■ **Excerpted text**

+ + + + + + +

Dislocation Density and Its Evolution of Aluminum Alloy 7050 Based on Anisotropy

doi:10.3901/JME.2021.18.164

Abstract

Abstract: 7050-T7451 aluminum alloy is widely used in aerospace structures, which have the requirements of lightweight and thin wall. As a polycrystalline metal material, the plastic deformation behavior of aluminum alloy presents obvious anisotropy characteristics. Different loading paths will seriously affect the service performance of thin-walled flat-wide parts. Therefore, it is of great significance to deeply analyze the microscopic response mechanism of anisotropy of material mechanical properties. Taking 7050-T7451 aluminum alloy as the research object, combining experiments and X-ray diffraction line analysis methods, the dislocation density value is used to quantitatively characterize and study the movement of dislocations under different spatial angle orientations and different loading conditions. The results show that the grain orientation changes with the deformation process, and there is a phenomenon of (111) crystal plane selective orientation. The range of dislocation density under different loading conditions and forming angles is between 0.275 2×10¹⁴-1.581 8×10¹⁴ m^-2. The dislocation density at different forming angles increases first and then decreases with the increase of strain rate, and there is a significant difference with temperature changes. Under different loading conditions, the dislocation density in the forming angle range of 0°-90°shows a trend of first decreasing, then increasing, then decreasing and increasing. When the forming angle is 45åt room temperature, the dislocation density reaches the maximum of 1.581 8×10¹⁴ m^-2. The research on the micro-deformation mechanism of 7050-T7451 aluminum alloy can better grasp the anisotropic deformation behavior of the material and provide theoretical support for its engineering application in the aerospace field.

+ + + + + + +

■ **Data provided**
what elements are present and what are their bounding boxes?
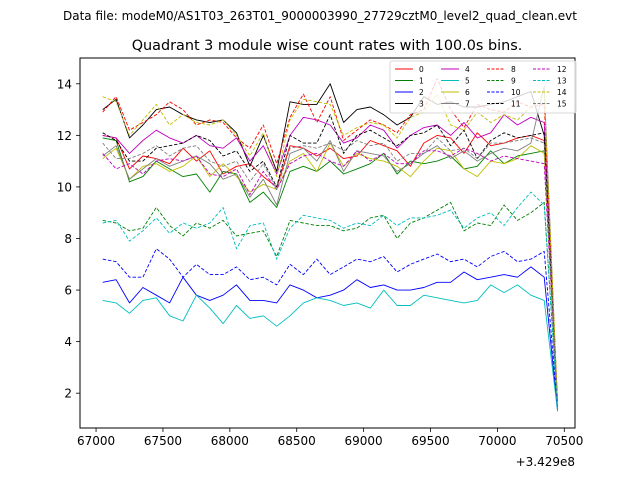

+ + + + + + +

Translate this sentence from the aluminum alloy 7050 abstract into Spanish: "As a polycrystalline metal material, the plastic deformation behavior of aluminum alloy presents obvious anisotropy characteristics."

■ **Finished task**
Como material metálico policristalino, el comportamiento de deformación plástica de la aleación de aluminio presenta características evidentes de anisotropía.